Dataset records
<<<<
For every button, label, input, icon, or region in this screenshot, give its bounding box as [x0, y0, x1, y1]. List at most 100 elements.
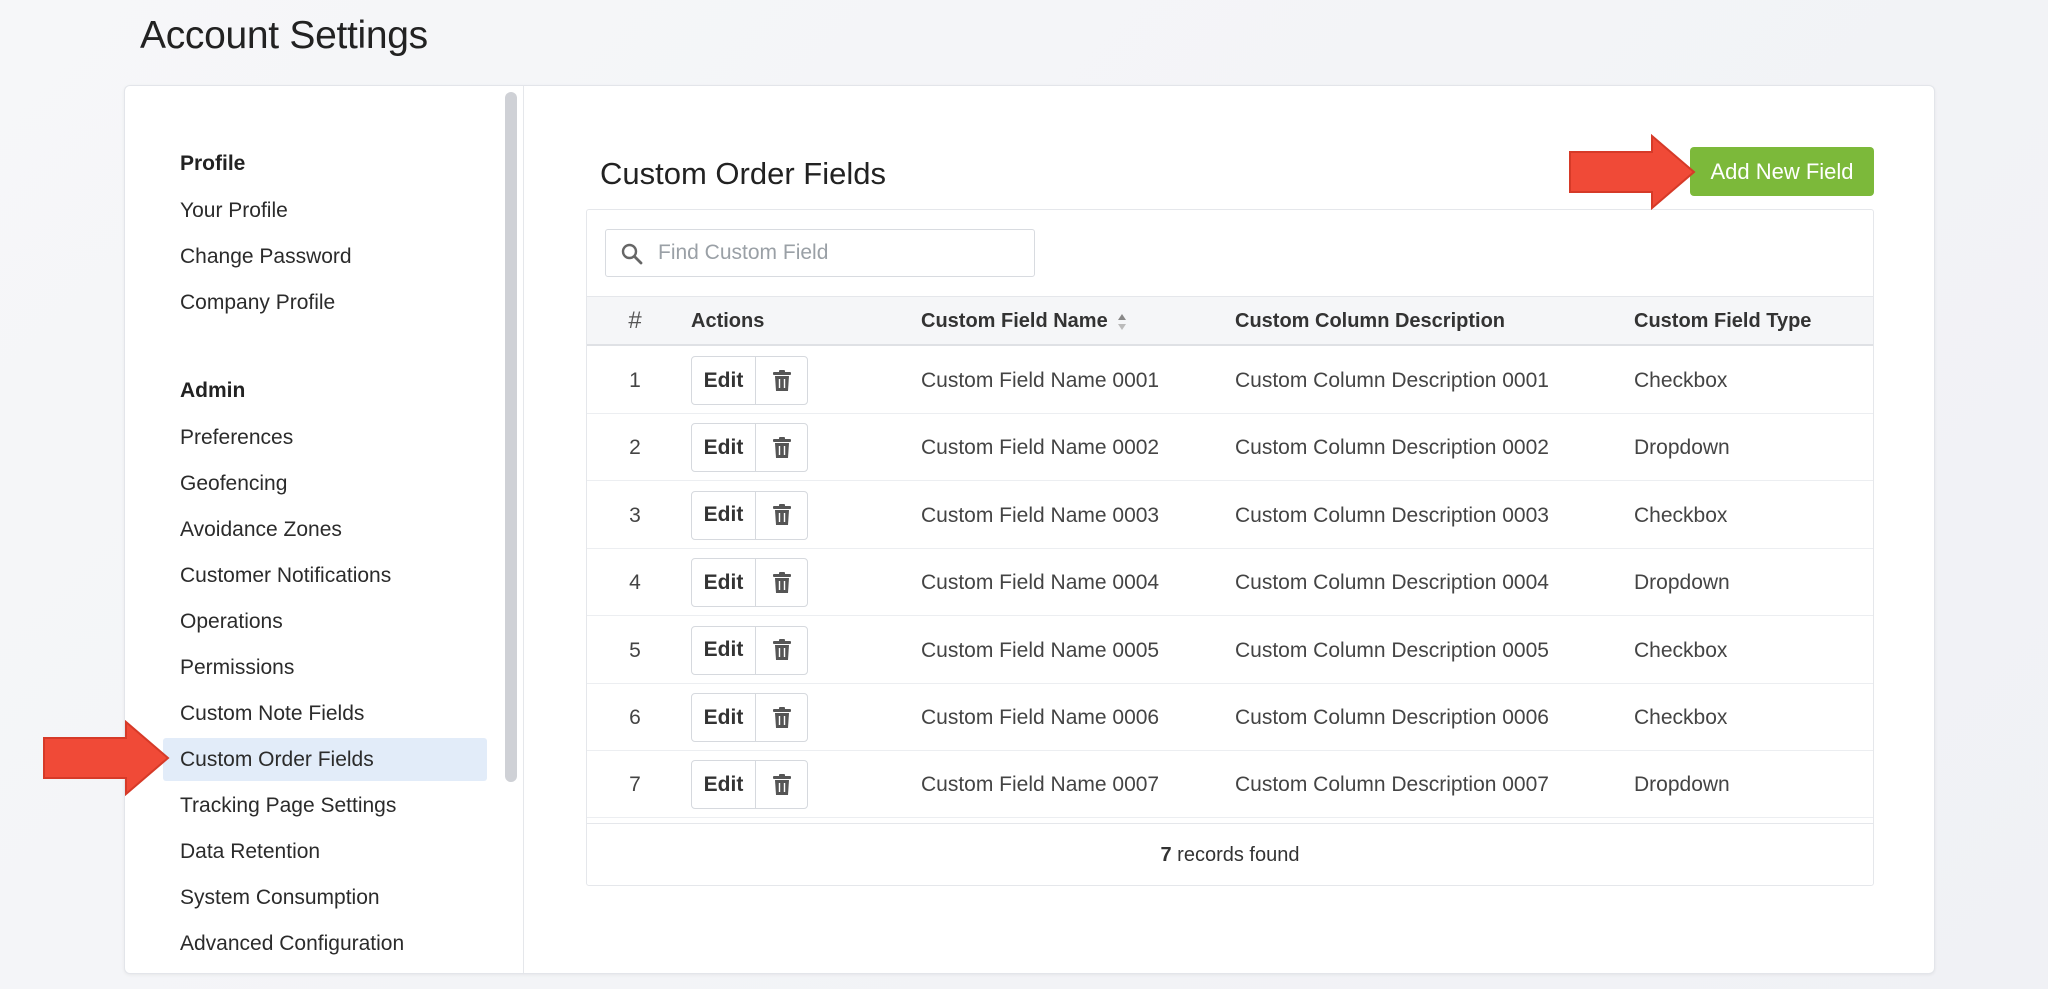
field-type-cell: Dropdown — [1634, 436, 1730, 460]
row-number: 4 — [629, 571, 641, 595]
row-number: 1 — [629, 369, 641, 392]
sidebar-item-company-profile[interactable]: Company Profile — [163, 281, 487, 324]
field-type-cell: Dropdown — [1634, 773, 1730, 797]
description-cell: Custom Column Description 0003 — [1235, 503, 1549, 527]
sidebar-item-data-retention[interactable]: Data Retention — [163, 830, 487, 873]
edit-button[interactable]: Edit — [692, 761, 756, 809]
row-actions: Edit — [691, 693, 808, 742]
description-cell: Custom Column Description 0007 — [1235, 773, 1549, 797]
sidebar-group-profile: Profile — [180, 152, 246, 175]
field-name-cell: Custom Field Name 0003 — [921, 503, 1160, 527]
table-header: # Actions Custom Field Name Custom Colum… — [587, 296, 1873, 346]
column-header-actions: Actions — [691, 310, 765, 332]
table-row: 2 Edit Custom Field Name 0002 Custom Col… — [587, 414, 1873, 482]
search-input[interactable] — [658, 230, 1018, 276]
edit-button[interactable]: Edit — [692, 491, 756, 539]
page-title: Account Settings — [140, 14, 428, 57]
edit-button[interactable]: Edit — [692, 559, 756, 607]
field-name-cell: Custom Field Name 0001 — [921, 369, 1160, 392]
description-cell: Custom Column Description 0004 — [1235, 571, 1549, 595]
arrow-right-icon — [1569, 134, 1696, 210]
field-type-cell: Checkbox — [1634, 369, 1728, 392]
settings-card: Profile Your Profile Change Password Com… — [124, 85, 1935, 974]
table-row: 4 Edit Custom Field Name 0004 Custom Col… — [587, 549, 1873, 617]
sidebar-item-custom-order-fields[interactable]: Custom Order Fields — [163, 738, 487, 781]
row-actions: Edit — [691, 356, 808, 405]
field-type-cell: Checkbox — [1634, 638, 1728, 662]
table-row: 5 Edit Custom Field Name 0005 Custom Col… — [587, 617, 1873, 684]
row-number: 6 — [629, 706, 641, 729]
search-icon — [621, 243, 643, 265]
sidebar-scrollbar[interactable] — [505, 92, 517, 782]
trash-icon — [772, 571, 791, 593]
records-count: 7 — [1160, 844, 1172, 866]
sidebar-item-operations[interactable]: Operations — [163, 600, 487, 643]
sidebar: Profile Your Profile Change Password Com… — [125, 86, 524, 973]
column-header-field-type: Custom Field Type — [1634, 310, 1812, 332]
sidebar-item-avoidance-zones[interactable]: Avoidance Zones — [163, 508, 487, 551]
sidebar-item-advanced-configuration[interactable]: Advanced Configuration — [163, 922, 487, 965]
sidebar-item-custom-note-fields[interactable]: Custom Note Fields — [163, 692, 487, 735]
sidebar-item-your-profile[interactable]: Your Profile — [163, 189, 487, 232]
column-header-field-name-label: Custom Field Name — [921, 310, 1108, 332]
sidebar-item-change-password[interactable]: Change Password — [163, 235, 487, 278]
row-actions: Edit — [691, 423, 808, 473]
row-actions: Edit — [691, 490, 808, 540]
sidebar-group-admin: Admin — [180, 379, 246, 402]
records-found: 7 records found — [587, 823, 1873, 885]
table-row: 3 Edit Custom Field Name 0003 Custom Col… — [587, 482, 1873, 549]
edit-button[interactable]: Edit — [692, 694, 756, 741]
sidebar-item-permissions[interactable]: Permissions — [163, 646, 487, 689]
table-row: 6 Edit Custom Field Name 0006 Custom Col… — [587, 684, 1873, 751]
delete-button[interactable] — [756, 357, 807, 404]
field-type-cell: Checkbox — [1634, 706, 1728, 729]
sort-icon[interactable] — [1117, 313, 1127, 331]
sidebar-item-system-consumption[interactable]: System Consumption — [163, 876, 487, 919]
delete-button[interactable] — [756, 694, 807, 741]
trash-icon — [772, 504, 791, 526]
description-cell: Custom Column Description 0002 — [1235, 436, 1549, 460]
edit-button[interactable]: Edit — [692, 626, 756, 674]
add-new-field-button[interactable]: Add New Field — [1690, 147, 1874, 196]
table-row: 1 Edit Custom Field Name 0001 Custom Col… — [587, 347, 1873, 414]
column-header-field-name[interactable]: Custom Field Name — [921, 297, 1127, 345]
sidebar-item-tracking-page-settings[interactable]: Tracking Page Settings — [163, 784, 487, 827]
table-row: 7 Edit Custom Field Name 0007 Custom Col… — [587, 751, 1873, 819]
search-box[interactable] — [605, 229, 1035, 277]
field-name-cell: Custom Field Name 0002 — [921, 436, 1160, 460]
column-header-number: # — [628, 307, 642, 334]
row-actions: Edit — [691, 760, 808, 810]
delete-button[interactable] — [756, 559, 807, 606]
sidebar-item-customer-notifications[interactable]: Customer Notifications — [163, 554, 487, 597]
description-cell: Custom Column Description 0001 — [1235, 369, 1549, 392]
edit-button[interactable]: Edit — [692, 357, 756, 404]
sidebar-item-geofencing[interactable]: Geofencing — [163, 462, 487, 505]
delete-button[interactable] — [756, 492, 807, 539]
records-suffix: records found — [1171, 844, 1300, 866]
row-number: 7 — [629, 773, 641, 797]
trash-icon — [772, 639, 791, 661]
section-title: Custom Order Fields — [600, 156, 886, 191]
field-name-cell: Custom Field Name 0005 — [921, 638, 1160, 662]
column-header-description: Custom Column Description — [1235, 310, 1506, 332]
description-cell: Custom Column Description 0006 — [1235, 706, 1549, 729]
field-name-cell: Custom Field Name 0007 — [921, 773, 1160, 797]
edit-button[interactable]: Edit — [692, 424, 756, 472]
field-type-cell: Dropdown — [1634, 571, 1730, 595]
trash-icon — [772, 369, 791, 391]
trash-icon — [772, 436, 791, 458]
delete-button[interactable] — [756, 424, 807, 471]
field-type-cell: Checkbox — [1634, 503, 1728, 527]
row-number: 2 — [629, 436, 641, 460]
custom-fields-table: # Actions Custom Field Name Custom Colum… — [586, 209, 1874, 886]
delete-button[interactable] — [756, 627, 807, 674]
trash-icon — [772, 706, 791, 728]
field-name-cell: Custom Field Name 0006 — [921, 706, 1160, 729]
delete-button[interactable] — [756, 761, 807, 808]
arrow-right-icon — [43, 720, 170, 796]
trash-icon — [772, 773, 791, 795]
sidebar-item-preferences[interactable]: Preferences — [163, 416, 487, 459]
row-number: 5 — [629, 638, 641, 662]
row-number: 3 — [629, 503, 641, 527]
field-name-cell: Custom Field Name 0004 — [921, 571, 1160, 595]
>>>>
### [The problem]
Reproduce verbatim the lines running from the line that contains "field-type-cell: Dropdown — [1634, 436, 1730, 460]" up to and including the line that contains "description-cell: Custom Column Description 0007".

### [Solution to this task]
field-type-cell: Dropdown — [1634, 436, 1730, 460]
row-number: 4 — [629, 571, 641, 595]
row-number: 1 — [629, 369, 641, 392]
sidebar-item-company-profile[interactable]: Company Profile — [163, 281, 487, 324]
field-type-cell: Dropdown — [1634, 773, 1730, 797]
description-cell: Custom Column Description 0003 — [1235, 503, 1549, 527]
sidebar-item-data-retention[interactable]: Data Retention — [163, 830, 487, 873]
edit-button[interactable]: Edit — [692, 761, 756, 809]
row-actions: Edit — [691, 693, 808, 742]
description-cell: Custom Column Description 0007 — [1235, 773, 1549, 797]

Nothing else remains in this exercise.